**GOAL**: Omit the images, then output each of the records below exactly.

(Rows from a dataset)
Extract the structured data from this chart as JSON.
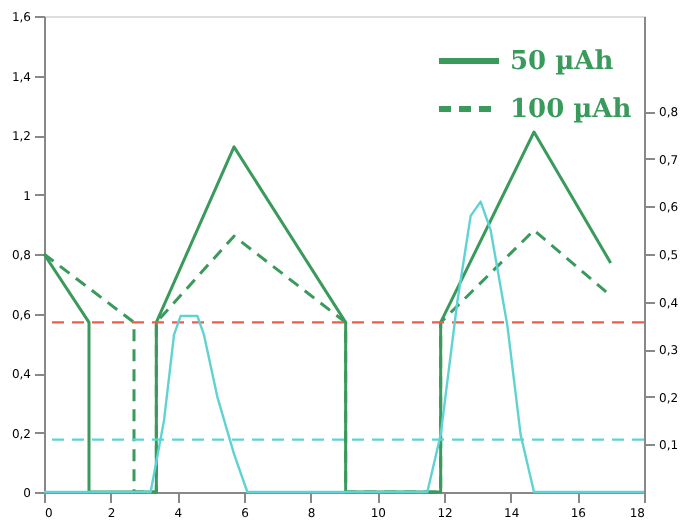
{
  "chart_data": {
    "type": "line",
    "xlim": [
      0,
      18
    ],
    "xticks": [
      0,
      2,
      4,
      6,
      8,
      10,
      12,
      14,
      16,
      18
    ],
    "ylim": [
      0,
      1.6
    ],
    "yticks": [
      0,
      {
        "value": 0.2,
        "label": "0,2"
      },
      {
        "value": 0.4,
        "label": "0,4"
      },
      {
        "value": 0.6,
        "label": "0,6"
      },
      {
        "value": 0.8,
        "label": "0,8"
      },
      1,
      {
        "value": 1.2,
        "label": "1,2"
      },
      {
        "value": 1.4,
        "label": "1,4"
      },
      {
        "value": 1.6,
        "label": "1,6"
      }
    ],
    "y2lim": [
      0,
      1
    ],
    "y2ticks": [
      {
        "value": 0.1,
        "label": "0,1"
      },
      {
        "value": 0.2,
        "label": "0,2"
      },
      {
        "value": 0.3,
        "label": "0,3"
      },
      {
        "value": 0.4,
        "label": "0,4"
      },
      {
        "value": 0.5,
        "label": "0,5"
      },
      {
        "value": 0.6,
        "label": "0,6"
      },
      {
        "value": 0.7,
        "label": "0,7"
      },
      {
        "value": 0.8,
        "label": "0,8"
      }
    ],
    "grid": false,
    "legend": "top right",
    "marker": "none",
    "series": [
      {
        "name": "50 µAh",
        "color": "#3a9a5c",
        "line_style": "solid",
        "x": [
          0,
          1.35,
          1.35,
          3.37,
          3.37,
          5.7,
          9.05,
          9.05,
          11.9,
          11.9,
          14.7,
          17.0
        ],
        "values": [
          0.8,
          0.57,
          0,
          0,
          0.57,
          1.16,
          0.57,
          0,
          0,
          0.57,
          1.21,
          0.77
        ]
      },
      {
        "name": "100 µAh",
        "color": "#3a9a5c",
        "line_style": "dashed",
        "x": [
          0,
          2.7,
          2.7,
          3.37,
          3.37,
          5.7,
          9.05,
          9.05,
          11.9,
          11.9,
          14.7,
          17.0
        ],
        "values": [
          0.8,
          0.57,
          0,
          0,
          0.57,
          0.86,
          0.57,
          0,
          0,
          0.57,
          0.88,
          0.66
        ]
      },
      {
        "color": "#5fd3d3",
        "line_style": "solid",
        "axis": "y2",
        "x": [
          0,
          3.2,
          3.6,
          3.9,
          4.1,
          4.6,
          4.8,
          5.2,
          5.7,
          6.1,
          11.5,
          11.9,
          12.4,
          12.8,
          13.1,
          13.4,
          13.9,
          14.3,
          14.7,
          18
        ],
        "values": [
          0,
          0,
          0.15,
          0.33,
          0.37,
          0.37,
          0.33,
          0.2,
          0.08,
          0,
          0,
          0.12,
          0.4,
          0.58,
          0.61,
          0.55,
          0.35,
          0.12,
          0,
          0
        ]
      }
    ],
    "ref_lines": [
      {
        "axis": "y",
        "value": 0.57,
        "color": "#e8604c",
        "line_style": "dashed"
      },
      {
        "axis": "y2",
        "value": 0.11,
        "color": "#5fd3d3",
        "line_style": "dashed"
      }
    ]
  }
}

**PROBLEM SOLUTION**:
Extract the structured data from this chart as JSON.
{
  "chart_data": {
    "type": "line",
    "xlim": [
      0,
      18
    ],
    "xticks": [
      0,
      2,
      4,
      6,
      8,
      10,
      12,
      14,
      16,
      18
    ],
    "ylim": [
      0,
      1.6
    ],
    "yticks": [
      0,
      {
        "value": 0.2,
        "label": "0,2"
      },
      {
        "value": 0.4,
        "label": "0,4"
      },
      {
        "value": 0.6,
        "label": "0,6"
      },
      {
        "value": 0.8,
        "label": "0,8"
      },
      1,
      {
        "value": 1.2,
        "label": "1,2"
      },
      {
        "value": 1.4,
        "label": "1,4"
      },
      {
        "value": 1.6,
        "label": "1,6"
      }
    ],
    "y2lim": [
      0,
      1
    ],
    "y2ticks": [
      {
        "value": 0.1,
        "label": "0,1"
      },
      {
        "value": 0.2,
        "label": "0,2"
      },
      {
        "value": 0.3,
        "label": "0,3"
      },
      {
        "value": 0.4,
        "label": "0,4"
      },
      {
        "value": 0.5,
        "label": "0,5"
      },
      {
        "value": 0.6,
        "label": "0,6"
      },
      {
        "value": 0.7,
        "label": "0,7"
      },
      {
        "value": 0.8,
        "label": "0,8"
      }
    ],
    "grid": false,
    "legend": "top right",
    "marker": "none",
    "series": [
      {
        "name": "50 µAh",
        "color": "#3a9a5c",
        "line_style": "solid",
        "x": [
          0,
          1.35,
          1.35,
          3.37,
          3.37,
          5.7,
          9.05,
          9.05,
          11.9,
          11.9,
          14.7,
          17.0
        ],
        "values": [
          0.8,
          0.57,
          0,
          0,
          0.57,
          1.16,
          0.57,
          0,
          0,
          0.57,
          1.21,
          0.77
        ]
      },
      {
        "name": "100 µAh",
        "color": "#3a9a5c",
        "line_style": "dashed",
        "x": [
          0,
          2.7,
          2.7,
          3.37,
          3.37,
          5.7,
          9.05,
          9.05,
          11.9,
          11.9,
          14.7,
          17.0
        ],
        "values": [
          0.8,
          0.57,
          0,
          0,
          0.57,
          0.86,
          0.57,
          0,
          0,
          0.57,
          0.88,
          0.66
        ]
      },
      {
        "color": "#5fd3d3",
        "line_style": "solid",
        "axis": "y2",
        "x": [
          0,
          3.2,
          3.6,
          3.9,
          4.1,
          4.6,
          4.8,
          5.2,
          5.7,
          6.1,
          11.5,
          11.9,
          12.4,
          12.8,
          13.1,
          13.4,
          13.9,
          14.3,
          14.7,
          18
        ],
        "values": [
          0,
          0,
          0.15,
          0.33,
          0.37,
          0.37,
          0.33,
          0.2,
          0.08,
          0,
          0,
          0.12,
          0.4,
          0.58,
          0.61,
          0.55,
          0.35,
          0.12,
          0,
          0
        ]
      }
    ],
    "ref_lines": [
      {
        "axis": "y",
        "value": 0.57,
        "color": "#e8604c",
        "line_style": "dashed"
      },
      {
        "axis": "y2",
        "value": 0.11,
        "color": "#5fd3d3",
        "line_style": "dashed"
      }
    ]
  }
}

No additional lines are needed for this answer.